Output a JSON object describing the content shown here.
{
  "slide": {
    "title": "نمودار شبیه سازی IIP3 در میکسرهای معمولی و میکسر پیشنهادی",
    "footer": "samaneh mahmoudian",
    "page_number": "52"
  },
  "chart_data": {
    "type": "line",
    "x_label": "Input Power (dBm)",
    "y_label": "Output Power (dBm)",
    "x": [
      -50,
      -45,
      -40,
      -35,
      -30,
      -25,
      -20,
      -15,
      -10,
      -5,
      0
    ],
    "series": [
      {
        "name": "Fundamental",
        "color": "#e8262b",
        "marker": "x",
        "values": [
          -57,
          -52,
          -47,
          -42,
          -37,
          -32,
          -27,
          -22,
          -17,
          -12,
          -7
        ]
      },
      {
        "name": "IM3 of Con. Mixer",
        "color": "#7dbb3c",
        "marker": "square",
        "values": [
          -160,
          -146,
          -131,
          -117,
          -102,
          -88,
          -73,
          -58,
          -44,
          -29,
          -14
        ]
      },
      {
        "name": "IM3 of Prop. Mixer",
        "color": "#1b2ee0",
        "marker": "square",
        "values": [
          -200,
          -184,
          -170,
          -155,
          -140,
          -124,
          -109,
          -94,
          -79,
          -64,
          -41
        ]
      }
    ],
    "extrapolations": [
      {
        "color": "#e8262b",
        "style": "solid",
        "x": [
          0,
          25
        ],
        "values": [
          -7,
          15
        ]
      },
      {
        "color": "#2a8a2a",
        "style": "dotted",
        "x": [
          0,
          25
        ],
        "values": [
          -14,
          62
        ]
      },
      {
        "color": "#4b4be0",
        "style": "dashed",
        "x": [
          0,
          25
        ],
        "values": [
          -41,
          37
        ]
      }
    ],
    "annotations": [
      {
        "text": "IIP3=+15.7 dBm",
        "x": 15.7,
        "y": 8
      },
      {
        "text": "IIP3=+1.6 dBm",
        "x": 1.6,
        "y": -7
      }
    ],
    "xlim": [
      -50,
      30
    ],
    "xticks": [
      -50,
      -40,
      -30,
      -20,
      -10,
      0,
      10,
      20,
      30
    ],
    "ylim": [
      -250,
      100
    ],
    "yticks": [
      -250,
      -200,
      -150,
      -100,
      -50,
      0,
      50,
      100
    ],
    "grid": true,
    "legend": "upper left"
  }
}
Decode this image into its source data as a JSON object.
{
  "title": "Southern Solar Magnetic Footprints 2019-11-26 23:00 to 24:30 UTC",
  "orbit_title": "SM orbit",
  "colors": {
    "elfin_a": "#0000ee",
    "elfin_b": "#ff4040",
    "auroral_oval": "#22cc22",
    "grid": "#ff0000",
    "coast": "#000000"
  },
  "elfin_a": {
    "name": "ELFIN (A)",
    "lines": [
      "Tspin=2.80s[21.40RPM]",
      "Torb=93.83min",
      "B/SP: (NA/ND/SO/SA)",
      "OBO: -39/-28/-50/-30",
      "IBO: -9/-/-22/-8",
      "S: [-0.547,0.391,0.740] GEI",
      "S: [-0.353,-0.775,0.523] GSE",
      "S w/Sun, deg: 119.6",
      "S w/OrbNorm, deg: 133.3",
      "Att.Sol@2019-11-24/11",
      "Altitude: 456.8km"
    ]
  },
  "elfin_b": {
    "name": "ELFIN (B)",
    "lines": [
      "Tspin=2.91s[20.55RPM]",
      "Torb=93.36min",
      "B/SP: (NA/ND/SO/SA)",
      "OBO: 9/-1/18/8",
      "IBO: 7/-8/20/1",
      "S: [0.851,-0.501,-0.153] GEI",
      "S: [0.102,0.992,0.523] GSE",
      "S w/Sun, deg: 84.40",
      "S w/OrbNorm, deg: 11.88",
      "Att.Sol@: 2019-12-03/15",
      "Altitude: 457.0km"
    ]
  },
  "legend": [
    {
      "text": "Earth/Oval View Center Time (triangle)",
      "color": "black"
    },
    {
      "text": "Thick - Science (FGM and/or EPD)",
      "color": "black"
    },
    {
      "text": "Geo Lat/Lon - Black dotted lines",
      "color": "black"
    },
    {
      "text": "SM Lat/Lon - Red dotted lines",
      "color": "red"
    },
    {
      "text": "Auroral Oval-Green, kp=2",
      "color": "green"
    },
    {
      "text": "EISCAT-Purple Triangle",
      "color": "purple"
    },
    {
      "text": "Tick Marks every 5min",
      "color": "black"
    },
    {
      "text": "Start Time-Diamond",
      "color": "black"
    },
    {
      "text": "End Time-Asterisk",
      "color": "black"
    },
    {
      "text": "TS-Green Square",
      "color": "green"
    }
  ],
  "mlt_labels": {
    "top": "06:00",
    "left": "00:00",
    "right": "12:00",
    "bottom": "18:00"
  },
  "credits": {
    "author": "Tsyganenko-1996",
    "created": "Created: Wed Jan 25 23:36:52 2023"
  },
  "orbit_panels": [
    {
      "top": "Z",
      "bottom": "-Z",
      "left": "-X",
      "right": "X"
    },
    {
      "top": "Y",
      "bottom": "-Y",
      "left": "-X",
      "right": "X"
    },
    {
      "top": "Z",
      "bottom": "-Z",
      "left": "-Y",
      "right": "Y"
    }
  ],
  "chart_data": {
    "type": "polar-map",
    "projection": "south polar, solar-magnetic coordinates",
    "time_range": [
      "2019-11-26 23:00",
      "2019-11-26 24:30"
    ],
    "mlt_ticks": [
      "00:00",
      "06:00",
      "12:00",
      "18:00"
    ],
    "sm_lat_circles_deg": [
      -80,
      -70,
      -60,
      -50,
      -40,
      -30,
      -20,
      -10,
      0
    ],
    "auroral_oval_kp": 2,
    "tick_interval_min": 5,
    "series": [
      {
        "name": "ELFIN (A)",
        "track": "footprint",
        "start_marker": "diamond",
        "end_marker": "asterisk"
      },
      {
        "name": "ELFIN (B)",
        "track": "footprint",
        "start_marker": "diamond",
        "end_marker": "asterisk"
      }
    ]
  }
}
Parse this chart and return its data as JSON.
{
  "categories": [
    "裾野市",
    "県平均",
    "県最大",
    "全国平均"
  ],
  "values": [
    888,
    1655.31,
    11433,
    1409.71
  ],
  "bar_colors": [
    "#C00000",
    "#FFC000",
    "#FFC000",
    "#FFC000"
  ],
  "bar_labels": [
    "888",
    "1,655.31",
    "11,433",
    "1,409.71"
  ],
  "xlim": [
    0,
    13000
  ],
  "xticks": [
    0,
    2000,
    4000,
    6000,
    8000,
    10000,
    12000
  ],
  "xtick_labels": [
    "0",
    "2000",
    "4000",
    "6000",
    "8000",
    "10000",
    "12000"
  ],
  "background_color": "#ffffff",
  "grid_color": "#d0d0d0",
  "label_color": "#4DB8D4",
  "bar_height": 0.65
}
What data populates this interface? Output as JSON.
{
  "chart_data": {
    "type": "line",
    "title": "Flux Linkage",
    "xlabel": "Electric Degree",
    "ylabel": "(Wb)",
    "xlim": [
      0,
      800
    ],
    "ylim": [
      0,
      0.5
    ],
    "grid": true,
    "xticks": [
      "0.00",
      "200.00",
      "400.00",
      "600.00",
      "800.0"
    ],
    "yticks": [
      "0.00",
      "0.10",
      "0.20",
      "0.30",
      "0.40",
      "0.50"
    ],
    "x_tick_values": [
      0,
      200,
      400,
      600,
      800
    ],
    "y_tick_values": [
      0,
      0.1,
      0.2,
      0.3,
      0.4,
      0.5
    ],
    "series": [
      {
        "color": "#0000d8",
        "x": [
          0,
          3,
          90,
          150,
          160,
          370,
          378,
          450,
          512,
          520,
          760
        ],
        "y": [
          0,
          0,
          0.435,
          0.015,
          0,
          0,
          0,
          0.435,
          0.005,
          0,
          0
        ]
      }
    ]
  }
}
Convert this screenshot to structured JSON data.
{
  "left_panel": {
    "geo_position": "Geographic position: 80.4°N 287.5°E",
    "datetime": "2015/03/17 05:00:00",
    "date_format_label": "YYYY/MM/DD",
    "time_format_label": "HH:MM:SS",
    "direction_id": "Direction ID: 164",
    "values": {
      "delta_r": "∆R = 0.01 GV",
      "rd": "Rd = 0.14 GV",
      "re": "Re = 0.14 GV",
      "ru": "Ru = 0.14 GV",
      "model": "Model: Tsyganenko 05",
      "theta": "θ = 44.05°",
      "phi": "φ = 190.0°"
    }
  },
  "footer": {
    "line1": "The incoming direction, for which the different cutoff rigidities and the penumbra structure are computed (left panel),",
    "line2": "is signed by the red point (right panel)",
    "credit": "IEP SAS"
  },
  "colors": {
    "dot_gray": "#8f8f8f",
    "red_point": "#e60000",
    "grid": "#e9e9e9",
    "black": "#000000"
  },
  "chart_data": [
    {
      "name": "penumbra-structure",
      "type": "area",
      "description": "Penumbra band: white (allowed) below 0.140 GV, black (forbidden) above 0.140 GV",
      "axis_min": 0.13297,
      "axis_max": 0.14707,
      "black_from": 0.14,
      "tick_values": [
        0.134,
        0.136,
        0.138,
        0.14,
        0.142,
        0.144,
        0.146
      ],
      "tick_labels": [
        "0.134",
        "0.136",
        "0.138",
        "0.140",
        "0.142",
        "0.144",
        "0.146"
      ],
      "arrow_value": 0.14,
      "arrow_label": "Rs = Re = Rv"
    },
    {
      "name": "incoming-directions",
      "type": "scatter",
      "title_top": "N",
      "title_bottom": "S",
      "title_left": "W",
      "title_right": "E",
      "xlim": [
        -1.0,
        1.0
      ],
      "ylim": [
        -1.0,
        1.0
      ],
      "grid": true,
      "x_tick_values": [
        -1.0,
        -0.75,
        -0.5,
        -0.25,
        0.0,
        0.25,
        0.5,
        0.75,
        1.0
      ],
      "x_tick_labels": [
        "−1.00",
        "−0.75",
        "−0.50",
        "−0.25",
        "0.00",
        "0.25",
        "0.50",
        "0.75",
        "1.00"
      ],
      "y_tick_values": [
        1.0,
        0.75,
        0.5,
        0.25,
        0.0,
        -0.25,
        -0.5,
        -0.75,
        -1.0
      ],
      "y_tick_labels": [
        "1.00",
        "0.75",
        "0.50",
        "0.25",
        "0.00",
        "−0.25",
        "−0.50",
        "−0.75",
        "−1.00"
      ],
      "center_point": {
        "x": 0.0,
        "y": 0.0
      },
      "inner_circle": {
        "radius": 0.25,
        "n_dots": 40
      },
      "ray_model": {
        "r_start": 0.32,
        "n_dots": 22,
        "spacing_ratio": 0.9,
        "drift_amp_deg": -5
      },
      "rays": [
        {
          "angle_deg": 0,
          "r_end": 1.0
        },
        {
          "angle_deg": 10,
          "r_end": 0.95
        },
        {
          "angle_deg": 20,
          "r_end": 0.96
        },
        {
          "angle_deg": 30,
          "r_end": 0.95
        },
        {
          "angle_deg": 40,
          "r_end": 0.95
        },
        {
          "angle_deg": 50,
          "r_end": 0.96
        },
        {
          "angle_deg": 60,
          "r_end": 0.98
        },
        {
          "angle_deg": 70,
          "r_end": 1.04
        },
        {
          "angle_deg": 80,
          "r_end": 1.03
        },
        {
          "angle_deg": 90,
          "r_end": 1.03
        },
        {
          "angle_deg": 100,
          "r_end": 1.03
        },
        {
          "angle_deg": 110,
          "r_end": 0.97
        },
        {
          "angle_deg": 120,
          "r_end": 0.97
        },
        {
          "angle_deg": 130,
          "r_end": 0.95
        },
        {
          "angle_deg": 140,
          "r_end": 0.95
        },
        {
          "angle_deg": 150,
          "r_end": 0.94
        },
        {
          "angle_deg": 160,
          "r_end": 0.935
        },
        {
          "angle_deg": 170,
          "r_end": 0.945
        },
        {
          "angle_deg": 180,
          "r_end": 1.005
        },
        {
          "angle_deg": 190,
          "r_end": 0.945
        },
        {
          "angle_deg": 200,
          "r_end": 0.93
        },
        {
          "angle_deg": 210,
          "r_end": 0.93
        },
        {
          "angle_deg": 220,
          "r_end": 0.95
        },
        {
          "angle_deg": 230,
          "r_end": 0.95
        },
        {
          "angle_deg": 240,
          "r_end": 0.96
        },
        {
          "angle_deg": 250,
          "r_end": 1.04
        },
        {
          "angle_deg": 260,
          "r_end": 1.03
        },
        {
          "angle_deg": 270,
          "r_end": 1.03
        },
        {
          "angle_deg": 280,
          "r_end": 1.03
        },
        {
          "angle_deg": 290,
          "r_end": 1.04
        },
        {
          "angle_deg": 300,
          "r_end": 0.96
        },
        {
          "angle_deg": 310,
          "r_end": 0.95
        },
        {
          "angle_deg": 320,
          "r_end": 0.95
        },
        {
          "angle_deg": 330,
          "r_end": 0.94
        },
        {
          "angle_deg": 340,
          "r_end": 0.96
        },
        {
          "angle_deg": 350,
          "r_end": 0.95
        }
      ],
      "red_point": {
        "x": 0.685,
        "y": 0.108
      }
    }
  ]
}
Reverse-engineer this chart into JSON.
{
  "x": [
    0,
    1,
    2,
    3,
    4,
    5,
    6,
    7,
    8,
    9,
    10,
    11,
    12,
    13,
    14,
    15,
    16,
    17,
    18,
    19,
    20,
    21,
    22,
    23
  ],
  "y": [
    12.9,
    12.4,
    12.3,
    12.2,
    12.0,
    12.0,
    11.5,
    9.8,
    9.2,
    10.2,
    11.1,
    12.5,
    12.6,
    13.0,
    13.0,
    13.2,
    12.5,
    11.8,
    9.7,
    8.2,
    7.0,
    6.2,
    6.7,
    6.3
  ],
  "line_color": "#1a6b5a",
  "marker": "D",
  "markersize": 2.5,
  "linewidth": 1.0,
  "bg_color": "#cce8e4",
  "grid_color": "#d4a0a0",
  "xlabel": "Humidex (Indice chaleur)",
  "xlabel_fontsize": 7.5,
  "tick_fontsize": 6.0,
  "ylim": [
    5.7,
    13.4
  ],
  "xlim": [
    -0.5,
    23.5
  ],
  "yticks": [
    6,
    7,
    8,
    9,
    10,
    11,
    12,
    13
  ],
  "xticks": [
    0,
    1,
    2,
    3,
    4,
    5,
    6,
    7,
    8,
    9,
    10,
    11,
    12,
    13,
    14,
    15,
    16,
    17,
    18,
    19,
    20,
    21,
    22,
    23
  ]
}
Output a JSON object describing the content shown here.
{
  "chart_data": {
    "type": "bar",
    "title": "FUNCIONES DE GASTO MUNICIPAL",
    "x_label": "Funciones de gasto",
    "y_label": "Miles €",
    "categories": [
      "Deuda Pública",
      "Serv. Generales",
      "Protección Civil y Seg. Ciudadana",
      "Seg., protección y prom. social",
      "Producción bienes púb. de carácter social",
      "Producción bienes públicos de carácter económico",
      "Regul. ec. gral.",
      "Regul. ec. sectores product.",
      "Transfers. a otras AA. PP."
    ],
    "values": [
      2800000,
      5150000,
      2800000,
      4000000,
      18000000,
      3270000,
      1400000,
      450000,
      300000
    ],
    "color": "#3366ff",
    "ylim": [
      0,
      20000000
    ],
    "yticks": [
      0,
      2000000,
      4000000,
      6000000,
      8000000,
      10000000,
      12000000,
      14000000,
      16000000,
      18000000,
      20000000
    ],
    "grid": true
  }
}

┄┄┄┄┄┄

_WHAT THE TASK REQUIRES_
In the listing above, find each line with the word "this" and copy it.

_REPLY TO THE TASK_
Decode this image into its source data as a JSON object.
Parse this chart and return its data as JSON.
What data populates this interface? Output as JSON.
Convert this screenshot to structured JSON data.
Reverse-engineer this chart into JSON.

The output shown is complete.